- [WORK REQUIRED]:
Return the material word for word. Do not include pictures.

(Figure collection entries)
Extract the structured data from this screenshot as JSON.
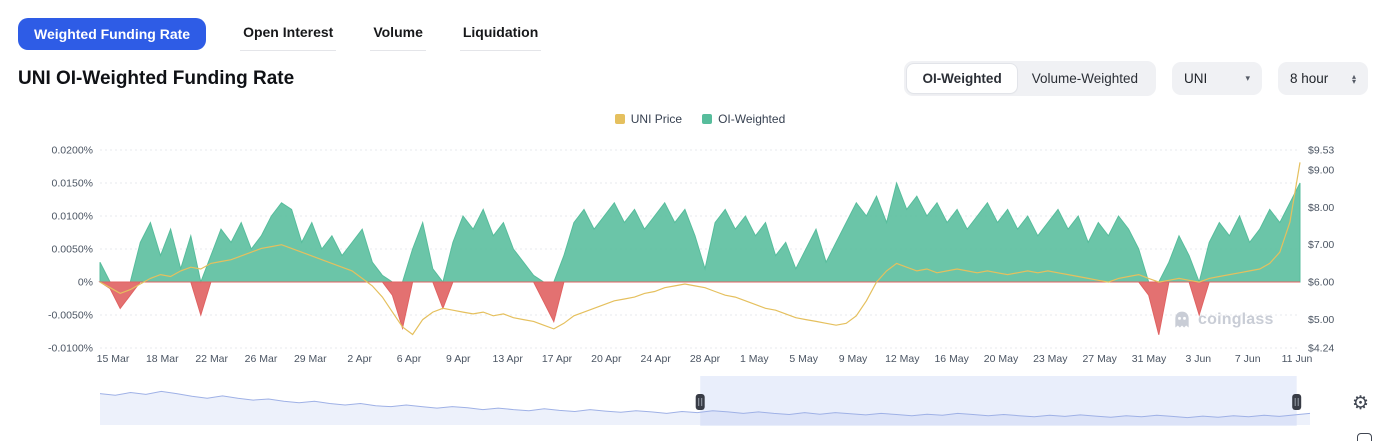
{
  "tabs": {
    "items": [
      {
        "label": "Weighted Funding Rate",
        "active": true
      },
      {
        "label": "Open Interest",
        "active": false
      },
      {
        "label": "Volume",
        "active": false
      },
      {
        "label": "Liquidation",
        "active": false
      }
    ]
  },
  "title": "UNI OI-Weighted Funding Rate",
  "controls": {
    "weighting_toggle": {
      "options": [
        {
          "label": "OI-Weighted",
          "selected": true
        },
        {
          "label": "Volume-Weighted",
          "selected": false
        }
      ]
    },
    "symbol_dropdown": {
      "value": "UNI"
    },
    "interval_dropdown": {
      "value": "8 hour"
    }
  },
  "legend": {
    "items": [
      {
        "label": "UNI Price",
        "color": "#e5c05e"
      },
      {
        "label": "OI-Weighted",
        "color": "#57bd9c"
      }
    ]
  },
  "watermark": {
    "text": "coinglass"
  },
  "colors": {
    "active_tab": "#2e5ce6",
    "positive": "#57bd9c",
    "negative": "#e06262",
    "price_line": "#e5c05e",
    "navigator_line": "#9fb1e6"
  },
  "chart_data": {
    "type": "area",
    "title": "UNI OI-Weighted Funding Rate",
    "x_tick_labels": [
      "15 Mar",
      "18 Mar",
      "22 Mar",
      "26 Mar",
      "29 Mar",
      "2 Apr",
      "6 Apr",
      "9 Apr",
      "13 Apr",
      "17 Apr",
      "20 Apr",
      "24 Apr",
      "28 Apr",
      "1 May",
      "5 May",
      "9 May",
      "12 May",
      "16 May",
      "20 May",
      "23 May",
      "27 May",
      "31 May",
      "3 Jun",
      "7 Jun",
      "11 Jun"
    ],
    "left_axis": {
      "title": "OI-Weighted Funding Rate",
      "unit": "%",
      "min": -0.01,
      "max": 0.02,
      "ticks": [
        "0.0200%",
        "0.0150%",
        "0.0100%",
        "0.0050%",
        "0%",
        "-0.0050%",
        "-0.0100%"
      ],
      "tick_values": [
        0.02,
        0.015,
        0.01,
        0.005,
        0,
        -0.005,
        -0.01
      ]
    },
    "right_axis": {
      "title": "UNI Price",
      "unit": "USD",
      "min": 4.24,
      "max": 9.53,
      "ticks": [
        "$9.53",
        "$9.00",
        "$8.00",
        "$7.00",
        "$6.00",
        "$5.00",
        "$4.24"
      ],
      "tick_values": [
        9.53,
        9.0,
        8.0,
        7.0,
        6.0,
        5.0,
        4.24
      ]
    },
    "series": [
      {
        "name": "OI-Weighted",
        "type": "area",
        "axis": "left",
        "unit": "%",
        "color_positive": "#57bd9c",
        "color_negative": "#e06262",
        "values": [
          0.003,
          -0.001,
          -0.004,
          -0.002,
          0.006,
          0.009,
          0.004,
          0.008,
          0.002,
          0.007,
          -0.005,
          0.004,
          0.008,
          0.006,
          0.009,
          0.005,
          0.007,
          0.01,
          0.012,
          0.011,
          0.006,
          0.009,
          0.005,
          0.007,
          0.004,
          0.006,
          0.008,
          0.003,
          0.001,
          -0.002,
          -0.007,
          0.005,
          0.009,
          0.002,
          -0.004,
          0.006,
          0.01,
          0.008,
          0.011,
          0.007,
          0.009,
          0.005,
          0.003,
          0.001,
          -0.003,
          -0.006,
          0.004,
          0.009,
          0.011,
          0.008,
          0.01,
          0.012,
          0.009,
          0.011,
          0.008,
          0.01,
          0.012,
          0.009,
          0.011,
          0.007,
          0.002,
          0.009,
          0.011,
          0.008,
          0.01,
          0.007,
          0.009,
          0.004,
          0.006,
          0.002,
          0.005,
          0.008,
          0.003,
          0.006,
          0.009,
          0.012,
          0.01,
          0.013,
          0.009,
          0.015,
          0.011,
          0.013,
          0.01,
          0.012,
          0.009,
          0.011,
          0.008,
          0.01,
          0.012,
          0.009,
          0.011,
          0.008,
          0.01,
          0.007,
          0.009,
          0.011,
          0.008,
          0.01,
          0.006,
          0.009,
          0.007,
          0.01,
          0.008,
          0.005,
          -0.002,
          -0.008,
          0.003,
          0.007,
          0.004,
          -0.005,
          0.006,
          0.009,
          0.007,
          0.01,
          0.006,
          0.008,
          0.011,
          0.009,
          0.012,
          0.015
        ]
      },
      {
        "name": "UNI Price",
        "type": "line",
        "axis": "right",
        "unit": "USD",
        "color": "#e5c05e",
        "values": [
          6.0,
          5.85,
          5.7,
          5.8,
          5.95,
          6.1,
          6.2,
          6.15,
          6.3,
          6.4,
          6.35,
          6.5,
          6.55,
          6.6,
          6.7,
          6.8,
          6.9,
          6.95,
          7.0,
          6.9,
          6.8,
          6.7,
          6.6,
          6.5,
          6.4,
          6.3,
          6.1,
          5.9,
          5.6,
          5.2,
          4.8,
          4.6,
          5.0,
          5.2,
          5.3,
          5.25,
          5.2,
          5.15,
          5.2,
          5.1,
          5.15,
          5.05,
          5.0,
          4.95,
          4.85,
          4.75,
          4.9,
          5.1,
          5.2,
          5.3,
          5.4,
          5.5,
          5.55,
          5.6,
          5.7,
          5.75,
          5.85,
          5.9,
          5.95,
          5.9,
          5.85,
          5.75,
          5.65,
          5.6,
          5.5,
          5.4,
          5.3,
          5.25,
          5.15,
          5.05,
          5.0,
          4.95,
          4.9,
          4.85,
          4.9,
          5.1,
          5.5,
          6.0,
          6.3,
          6.5,
          6.4,
          6.3,
          6.35,
          6.25,
          6.3,
          6.35,
          6.3,
          6.25,
          6.3,
          6.25,
          6.2,
          6.25,
          6.3,
          6.25,
          6.3,
          6.25,
          6.2,
          6.15,
          6.1,
          6.05,
          6.0,
          6.1,
          6.15,
          6.2,
          6.1,
          6.0,
          6.05,
          6.1,
          6.05,
          6.0,
          6.1,
          6.15,
          6.2,
          6.25,
          6.3,
          6.35,
          6.5,
          6.8,
          7.6,
          9.2
        ]
      }
    ],
    "navigator": {
      "values": [
        0.72,
        0.68,
        0.75,
        0.7,
        0.78,
        0.72,
        0.65,
        0.6,
        0.66,
        0.6,
        0.55,
        0.58,
        0.52,
        0.48,
        0.52,
        0.46,
        0.42,
        0.46,
        0.4,
        0.38,
        0.42,
        0.38,
        0.34,
        0.38,
        0.35,
        0.3,
        0.34,
        0.3,
        0.27,
        0.32,
        0.28,
        0.25,
        0.3,
        0.26,
        0.23,
        0.27,
        0.24,
        0.2,
        0.25,
        0.22,
        0.27,
        0.24,
        0.2,
        0.24,
        0.2,
        0.17,
        0.22,
        0.18,
        0.22,
        0.19,
        0.16,
        0.2,
        0.17,
        0.14,
        0.18,
        0.15,
        0.2,
        0.17,
        0.14,
        0.17,
        0.14,
        0.11,
        0.15,
        0.12,
        0.16,
        0.13,
        0.1,
        0.14,
        0.11,
        0.15,
        0.12,
        0.09,
        0.13,
        0.1,
        0.14,
        0.11,
        0.15,
        0.12,
        0.16,
        0.2
      ],
      "selection_start_frac": 0.496,
      "selection_end_frac": 0.989
    }
  }
}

- [CORRECT RESPONSE]:
Extract the structured data from this screenshot as JSON.
{
  "tabs": {
    "items": [
      {
        "label": "Weighted Funding Rate",
        "active": true
      },
      {
        "label": "Open Interest",
        "active": false
      },
      {
        "label": "Volume",
        "active": false
      },
      {
        "label": "Liquidation",
        "active": false
      }
    ]
  },
  "title": "UNI OI-Weighted Funding Rate",
  "controls": {
    "weighting_toggle": {
      "options": [
        {
          "label": "OI-Weighted",
          "selected": true
        },
        {
          "label": "Volume-Weighted",
          "selected": false
        }
      ]
    },
    "symbol_dropdown": {
      "value": "UNI"
    },
    "interval_dropdown": {
      "value": "8 hour"
    }
  },
  "legend": {
    "items": [
      {
        "label": "UNI Price",
        "color": "#e5c05e"
      },
      {
        "label": "OI-Weighted",
        "color": "#57bd9c"
      }
    ]
  },
  "watermark": {
    "text": "coinglass"
  },
  "colors": {
    "active_tab": "#2e5ce6",
    "positive": "#57bd9c",
    "negative": "#e06262",
    "price_line": "#e5c05e",
    "navigator_line": "#9fb1e6"
  },
  "chart_data": {
    "type": "area",
    "title": "UNI OI-Weighted Funding Rate",
    "x_tick_labels": [
      "15 Mar",
      "18 Mar",
      "22 Mar",
      "26 Mar",
      "29 Mar",
      "2 Apr",
      "6 Apr",
      "9 Apr",
      "13 Apr",
      "17 Apr",
      "20 Apr",
      "24 Apr",
      "28 Apr",
      "1 May",
      "5 May",
      "9 May",
      "12 May",
      "16 May",
      "20 May",
      "23 May",
      "27 May",
      "31 May",
      "3 Jun",
      "7 Jun",
      "11 Jun"
    ],
    "left_axis": {
      "title": "OI-Weighted Funding Rate",
      "unit": "%",
      "min": -0.01,
      "max": 0.02,
      "ticks": [
        "0.0200%",
        "0.0150%",
        "0.0100%",
        "0.0050%",
        "0%",
        "-0.0050%",
        "-0.0100%"
      ],
      "tick_values": [
        0.02,
        0.015,
        0.01,
        0.005,
        0,
        -0.005,
        -0.01
      ]
    },
    "right_axis": {
      "title": "UNI Price",
      "unit": "USD",
      "min": 4.24,
      "max": 9.53,
      "ticks": [
        "$9.53",
        "$9.00",
        "$8.00",
        "$7.00",
        "$6.00",
        "$5.00",
        "$4.24"
      ],
      "tick_values": [
        9.53,
        9.0,
        8.0,
        7.0,
        6.0,
        5.0,
        4.24
      ]
    },
    "series": [
      {
        "name": "OI-Weighted",
        "type": "area",
        "axis": "left",
        "unit": "%",
        "color_positive": "#57bd9c",
        "color_negative": "#e06262",
        "values": [
          0.003,
          -0.001,
          -0.004,
          -0.002,
          0.006,
          0.009,
          0.004,
          0.008,
          0.002,
          0.007,
          -0.005,
          0.004,
          0.008,
          0.006,
          0.009,
          0.005,
          0.007,
          0.01,
          0.012,
          0.011,
          0.006,
          0.009,
          0.005,
          0.007,
          0.004,
          0.006,
          0.008,
          0.003,
          0.001,
          -0.002,
          -0.007,
          0.005,
          0.009,
          0.002,
          -0.004,
          0.006,
          0.01,
          0.008,
          0.011,
          0.007,
          0.009,
          0.005,
          0.003,
          0.001,
          -0.003,
          -0.006,
          0.004,
          0.009,
          0.011,
          0.008,
          0.01,
          0.012,
          0.009,
          0.011,
          0.008,
          0.01,
          0.012,
          0.009,
          0.011,
          0.007,
          0.002,
          0.009,
          0.011,
          0.008,
          0.01,
          0.007,
          0.009,
          0.004,
          0.006,
          0.002,
          0.005,
          0.008,
          0.003,
          0.006,
          0.009,
          0.012,
          0.01,
          0.013,
          0.009,
          0.015,
          0.011,
          0.013,
          0.01,
          0.012,
          0.009,
          0.011,
          0.008,
          0.01,
          0.012,
          0.009,
          0.011,
          0.008,
          0.01,
          0.007,
          0.009,
          0.011,
          0.008,
          0.01,
          0.006,
          0.009,
          0.007,
          0.01,
          0.008,
          0.005,
          -0.002,
          -0.008,
          0.003,
          0.007,
          0.004,
          -0.005,
          0.006,
          0.009,
          0.007,
          0.01,
          0.006,
          0.008,
          0.011,
          0.009,
          0.012,
          0.015
        ]
      },
      {
        "name": "UNI Price",
        "type": "line",
        "axis": "right",
        "unit": "USD",
        "color": "#e5c05e",
        "values": [
          6.0,
          5.85,
          5.7,
          5.8,
          5.95,
          6.1,
          6.2,
          6.15,
          6.3,
          6.4,
          6.35,
          6.5,
          6.55,
          6.6,
          6.7,
          6.8,
          6.9,
          6.95,
          7.0,
          6.9,
          6.8,
          6.7,
          6.6,
          6.5,
          6.4,
          6.3,
          6.1,
          5.9,
          5.6,
          5.2,
          4.8,
          4.6,
          5.0,
          5.2,
          5.3,
          5.25,
          5.2,
          5.15,
          5.2,
          5.1,
          5.15,
          5.05,
          5.0,
          4.95,
          4.85,
          4.75,
          4.9,
          5.1,
          5.2,
          5.3,
          5.4,
          5.5,
          5.55,
          5.6,
          5.7,
          5.75,
          5.85,
          5.9,
          5.95,
          5.9,
          5.85,
          5.75,
          5.65,
          5.6,
          5.5,
          5.4,
          5.3,
          5.25,
          5.15,
          5.05,
          5.0,
          4.95,
          4.9,
          4.85,
          4.9,
          5.1,
          5.5,
          6.0,
          6.3,
          6.5,
          6.4,
          6.3,
          6.35,
          6.25,
          6.3,
          6.35,
          6.3,
          6.25,
          6.3,
          6.25,
          6.2,
          6.25,
          6.3,
          6.25,
          6.3,
          6.25,
          6.2,
          6.15,
          6.1,
          6.05,
          6.0,
          6.1,
          6.15,
          6.2,
          6.1,
          6.0,
          6.05,
          6.1,
          6.05,
          6.0,
          6.1,
          6.15,
          6.2,
          6.25,
          6.3,
          6.35,
          6.5,
          6.8,
          7.6,
          9.2
        ]
      }
    ],
    "navigator": {
      "values": [
        0.72,
        0.68,
        0.75,
        0.7,
        0.78,
        0.72,
        0.65,
        0.6,
        0.66,
        0.6,
        0.55,
        0.58,
        0.52,
        0.48,
        0.52,
        0.46,
        0.42,
        0.46,
        0.4,
        0.38,
        0.42,
        0.38,
        0.34,
        0.38,
        0.35,
        0.3,
        0.34,
        0.3,
        0.27,
        0.32,
        0.28,
        0.25,
        0.3,
        0.26,
        0.23,
        0.27,
        0.24,
        0.2,
        0.25,
        0.22,
        0.27,
        0.24,
        0.2,
        0.24,
        0.2,
        0.17,
        0.22,
        0.18,
        0.22,
        0.19,
        0.16,
        0.2,
        0.17,
        0.14,
        0.18,
        0.15,
        0.2,
        0.17,
        0.14,
        0.17,
        0.14,
        0.11,
        0.15,
        0.12,
        0.16,
        0.13,
        0.1,
        0.14,
        0.11,
        0.15,
        0.12,
        0.09,
        0.13,
        0.1,
        0.14,
        0.11,
        0.15,
        0.12,
        0.16,
        0.2
      ],
      "selection_start_frac": 0.496,
      "selection_end_frac": 0.989
    }
  }
}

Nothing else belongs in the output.